Your task. Send back all the data below, exactly as given.

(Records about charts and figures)
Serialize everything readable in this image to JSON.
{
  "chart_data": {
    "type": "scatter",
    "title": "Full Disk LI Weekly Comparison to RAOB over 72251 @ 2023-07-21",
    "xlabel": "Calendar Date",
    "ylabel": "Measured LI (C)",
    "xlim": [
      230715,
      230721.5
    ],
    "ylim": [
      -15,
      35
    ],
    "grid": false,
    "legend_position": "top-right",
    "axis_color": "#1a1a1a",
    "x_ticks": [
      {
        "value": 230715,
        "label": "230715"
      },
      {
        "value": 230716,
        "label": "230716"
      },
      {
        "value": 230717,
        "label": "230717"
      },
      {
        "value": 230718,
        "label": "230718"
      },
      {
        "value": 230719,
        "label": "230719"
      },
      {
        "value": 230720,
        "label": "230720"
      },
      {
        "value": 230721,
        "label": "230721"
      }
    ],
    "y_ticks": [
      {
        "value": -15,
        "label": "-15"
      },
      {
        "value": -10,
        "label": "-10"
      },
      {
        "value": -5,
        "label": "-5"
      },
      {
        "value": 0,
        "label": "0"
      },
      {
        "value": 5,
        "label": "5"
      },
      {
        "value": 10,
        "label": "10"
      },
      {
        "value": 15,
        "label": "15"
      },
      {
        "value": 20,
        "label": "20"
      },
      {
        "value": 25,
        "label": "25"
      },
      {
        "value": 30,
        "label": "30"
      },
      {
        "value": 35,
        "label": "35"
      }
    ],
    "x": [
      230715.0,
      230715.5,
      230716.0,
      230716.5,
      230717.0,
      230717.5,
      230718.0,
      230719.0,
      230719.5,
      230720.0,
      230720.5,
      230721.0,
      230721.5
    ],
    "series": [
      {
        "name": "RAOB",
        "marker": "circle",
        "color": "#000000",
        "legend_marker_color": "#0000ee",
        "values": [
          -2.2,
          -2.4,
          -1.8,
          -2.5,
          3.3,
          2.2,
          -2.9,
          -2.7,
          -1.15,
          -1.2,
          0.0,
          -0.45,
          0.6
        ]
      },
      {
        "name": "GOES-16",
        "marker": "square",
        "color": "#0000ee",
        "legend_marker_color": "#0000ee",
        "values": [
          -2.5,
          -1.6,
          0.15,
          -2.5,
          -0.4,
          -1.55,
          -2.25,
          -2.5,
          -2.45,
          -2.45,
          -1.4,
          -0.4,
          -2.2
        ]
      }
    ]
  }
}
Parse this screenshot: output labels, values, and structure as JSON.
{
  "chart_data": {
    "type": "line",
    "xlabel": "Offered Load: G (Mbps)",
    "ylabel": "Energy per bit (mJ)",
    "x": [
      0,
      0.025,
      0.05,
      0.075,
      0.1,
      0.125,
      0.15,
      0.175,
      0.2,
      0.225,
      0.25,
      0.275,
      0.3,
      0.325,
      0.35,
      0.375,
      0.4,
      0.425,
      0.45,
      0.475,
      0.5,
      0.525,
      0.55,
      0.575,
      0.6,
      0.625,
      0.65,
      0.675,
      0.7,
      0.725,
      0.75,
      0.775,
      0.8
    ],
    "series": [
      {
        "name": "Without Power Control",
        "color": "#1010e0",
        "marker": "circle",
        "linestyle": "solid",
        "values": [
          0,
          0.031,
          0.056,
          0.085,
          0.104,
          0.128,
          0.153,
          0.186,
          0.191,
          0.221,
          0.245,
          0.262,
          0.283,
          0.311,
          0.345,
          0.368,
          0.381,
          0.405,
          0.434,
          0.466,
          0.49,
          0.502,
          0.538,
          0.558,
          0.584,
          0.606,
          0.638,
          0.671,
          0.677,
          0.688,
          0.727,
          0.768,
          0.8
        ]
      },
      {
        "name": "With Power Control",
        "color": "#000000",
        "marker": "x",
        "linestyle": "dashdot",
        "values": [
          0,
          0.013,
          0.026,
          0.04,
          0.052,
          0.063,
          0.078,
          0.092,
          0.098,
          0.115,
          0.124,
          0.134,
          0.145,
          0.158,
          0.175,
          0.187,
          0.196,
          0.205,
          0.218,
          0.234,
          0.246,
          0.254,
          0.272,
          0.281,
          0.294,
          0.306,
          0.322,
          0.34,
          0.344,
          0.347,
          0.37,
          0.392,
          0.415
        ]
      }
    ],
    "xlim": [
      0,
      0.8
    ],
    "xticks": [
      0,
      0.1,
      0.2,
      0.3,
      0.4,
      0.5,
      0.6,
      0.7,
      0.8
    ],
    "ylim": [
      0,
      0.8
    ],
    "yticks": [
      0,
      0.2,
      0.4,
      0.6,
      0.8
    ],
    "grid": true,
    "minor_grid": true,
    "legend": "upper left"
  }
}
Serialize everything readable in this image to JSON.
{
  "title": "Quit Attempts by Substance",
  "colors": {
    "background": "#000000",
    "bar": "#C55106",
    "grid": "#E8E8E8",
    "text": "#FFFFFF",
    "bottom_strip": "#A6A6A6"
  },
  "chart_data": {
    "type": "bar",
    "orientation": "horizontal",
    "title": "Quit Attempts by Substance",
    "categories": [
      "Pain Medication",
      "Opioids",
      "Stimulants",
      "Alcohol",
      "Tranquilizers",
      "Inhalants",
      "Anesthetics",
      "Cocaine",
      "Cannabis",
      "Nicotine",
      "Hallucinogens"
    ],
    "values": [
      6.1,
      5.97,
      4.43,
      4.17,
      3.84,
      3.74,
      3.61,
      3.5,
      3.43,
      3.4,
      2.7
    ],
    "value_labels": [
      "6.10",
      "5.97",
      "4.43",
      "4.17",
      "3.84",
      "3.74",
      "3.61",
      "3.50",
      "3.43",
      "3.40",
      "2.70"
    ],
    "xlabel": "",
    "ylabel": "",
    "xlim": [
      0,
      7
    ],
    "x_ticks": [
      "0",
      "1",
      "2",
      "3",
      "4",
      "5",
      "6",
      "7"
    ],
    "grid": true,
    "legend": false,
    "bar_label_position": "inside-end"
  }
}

The reply.
Serialize everything readable in this image to JSON.
{
  "chart_data": {
    "type": "scatter",
    "title": "Full Disk LI Weekly Comparison to RAOB over 72251 @ 2023-07-21",
    "xlabel": "Calendar Date",
    "ylabel": "Measured LI (C)",
    "xlim": [
      230715,
      230721.5
    ],
    "ylim": [
      -15,
      35
    ],
    "grid": false,
    "legend_position": "top-right",
    "axis_color": "#1a1a1a",
    "x_ticks": [
      {
        "value": 230715,
        "label": "230715"
      },
      {
        "value": 230716,
        "label": "230716"
      },
      {
        "value": 230717,
        "label": "230717"
      },
      {
        "value": 230718,
        "label": "230718"
      },
      {
        "value": 230719,
        "label": "230719"
      },
      {
        "value": 230720,
        "label": "230720"
      },
      {
        "value": 230721,
        "label": "230721"
      }
    ],
    "y_ticks": [
      {
        "value": -15,
        "label": "-15"
      },
      {
        "value": -10,
        "label": "-10"
      },
      {
        "value": -5,
        "label": "-5"
      },
      {
        "value": 0,
        "label": "0"
      },
      {
        "value": 5,
        "label": "5"
      },
      {
        "value": 10,
        "label": "10"
      },
      {
        "value": 15,
        "label": "15"
      },
      {
        "value": 20,
        "label": "20"
      },
      {
        "value": 25,
        "label": "25"
      },
      {
        "value": 30,
        "label": "30"
      },
      {
        "value": 35,
        "label": "35"
      }
    ],
    "x": [
      230715.0,
      230715.5,
      230716.0,
      230716.5,
      230717.0,
      230717.5,
      230718.0,
      230719.0,
      230719.5,
      230720.0,
      230720.5,
      230721.0,
      230721.5
    ],
    "series": [
      {
        "name": "RAOB",
        "marker": "circle",
        "color": "#000000",
        "legend_marker_color": "#0000ee",
        "values": [
          -2.2,
          -2.4,
          -1.8,
          -2.5,
          3.3,
          2.2,
          -2.9,
          -2.7,
          -1.15,
          -1.2,
          0.0,
          -0.45,
          0.6
        ]
      },
      {
        "name": "GOES-16",
        "marker": "square",
        "color": "#0000ee",
        "legend_marker_color": "#0000ee",
        "values": [
          -2.5,
          -1.6,
          0.15,
          -2.5,
          -0.4,
          -1.55,
          -2.25,
          -2.5,
          -2.45,
          -2.45,
          -1.4,
          -0.4,
          -2.2
        ]
      }
    ]
  }
}
Parse this screenshot: output labels, values, and structure as JSON.
{
  "chart_data": {
    "type": "line",
    "xlabel": "Offered Load: G (Mbps)",
    "ylabel": "Energy per bit (mJ)",
    "x": [
      0,
      0.025,
      0.05,
      0.075,
      0.1,
      0.125,
      0.15,
      0.175,
      0.2,
      0.225,
      0.25,
      0.275,
      0.3,
      0.325,
      0.35,
      0.375,
      0.4,
      0.425,
      0.45,
      0.475,
      0.5,
      0.525,
      0.55,
      0.575,
      0.6,
      0.625,
      0.65,
      0.675,
      0.7,
      0.725,
      0.75,
      0.775,
      0.8
    ],
    "series": [
      {
        "name": "Without Power Control",
        "color": "#1010e0",
        "marker": "circle",
        "linestyle": "solid",
        "values": [
          0,
          0.031,
          0.056,
          0.085,
          0.104,
          0.128,
          0.153,
          0.186,
          0.191,
          0.221,
          0.245,
          0.262,
          0.283,
          0.311,
          0.345,
          0.368,
          0.381,
          0.405,
          0.434,
          0.466,
          0.49,
          0.502,
          0.538,
          0.558,
          0.584,
          0.606,
          0.638,
          0.671,
          0.677,
          0.688,
          0.727,
          0.768,
          0.8
        ]
      },
      {
        "name": "With Power Control",
        "color": "#000000",
        "marker": "x",
        "linestyle": "dashdot",
        "values": [
          0,
          0.013,
          0.026,
          0.04,
          0.052,
          0.063,
          0.078,
          0.092,
          0.098,
          0.115,
          0.124,
          0.134,
          0.145,
          0.158,
          0.175,
          0.187,
          0.196,
          0.205,
          0.218,
          0.234,
          0.246,
          0.254,
          0.272,
          0.281,
          0.294,
          0.306,
          0.322,
          0.34,
          0.344,
          0.347,
          0.37,
          0.392,
          0.415
        ]
      }
    ],
    "xlim": [
      0,
      0.8
    ],
    "xticks": [
      0,
      0.1,
      0.2,
      0.3,
      0.4,
      0.5,
      0.6,
      0.7,
      0.8
    ],
    "ylim": [
      0,
      0.8
    ],
    "yticks": [
      0,
      0.2,
      0.4,
      0.6,
      0.8
    ],
    "grid": true,
    "minor_grid": true,
    "legend": "upper left"
  }
}
Serialize everything readable in this image to JSON.
{
  "title": "Quit Attempts by Substance",
  "colors": {
    "background": "#000000",
    "bar": "#C55106",
    "grid": "#E8E8E8",
    "text": "#FFFFFF",
    "bottom_strip": "#A6A6A6"
  },
  "chart_data": {
    "type": "bar",
    "orientation": "horizontal",
    "title": "Quit Attempts by Substance",
    "categories": [
      "Pain Medication",
      "Opioids",
      "Stimulants",
      "Alcohol",
      "Tranquilizers",
      "Inhalants",
      "Anesthetics",
      "Cocaine",
      "Cannabis",
      "Nicotine",
      "Hallucinogens"
    ],
    "values": [
      6.1,
      5.97,
      4.43,
      4.17,
      3.84,
      3.74,
      3.61,
      3.5,
      3.43,
      3.4,
      2.7
    ],
    "value_labels": [
      "6.10",
      "5.97",
      "4.43",
      "4.17",
      "3.84",
      "3.74",
      "3.61",
      "3.50",
      "3.43",
      "3.40",
      "2.70"
    ],
    "xlabel": "",
    "ylabel": "",
    "xlim": [
      0,
      7
    ],
    "x_ticks": [
      "0",
      "1",
      "2",
      "3",
      "4",
      "5",
      "6",
      "7"
    ],
    "grid": true,
    "legend": false,
    "bar_label_position": "inside-end"
  }
}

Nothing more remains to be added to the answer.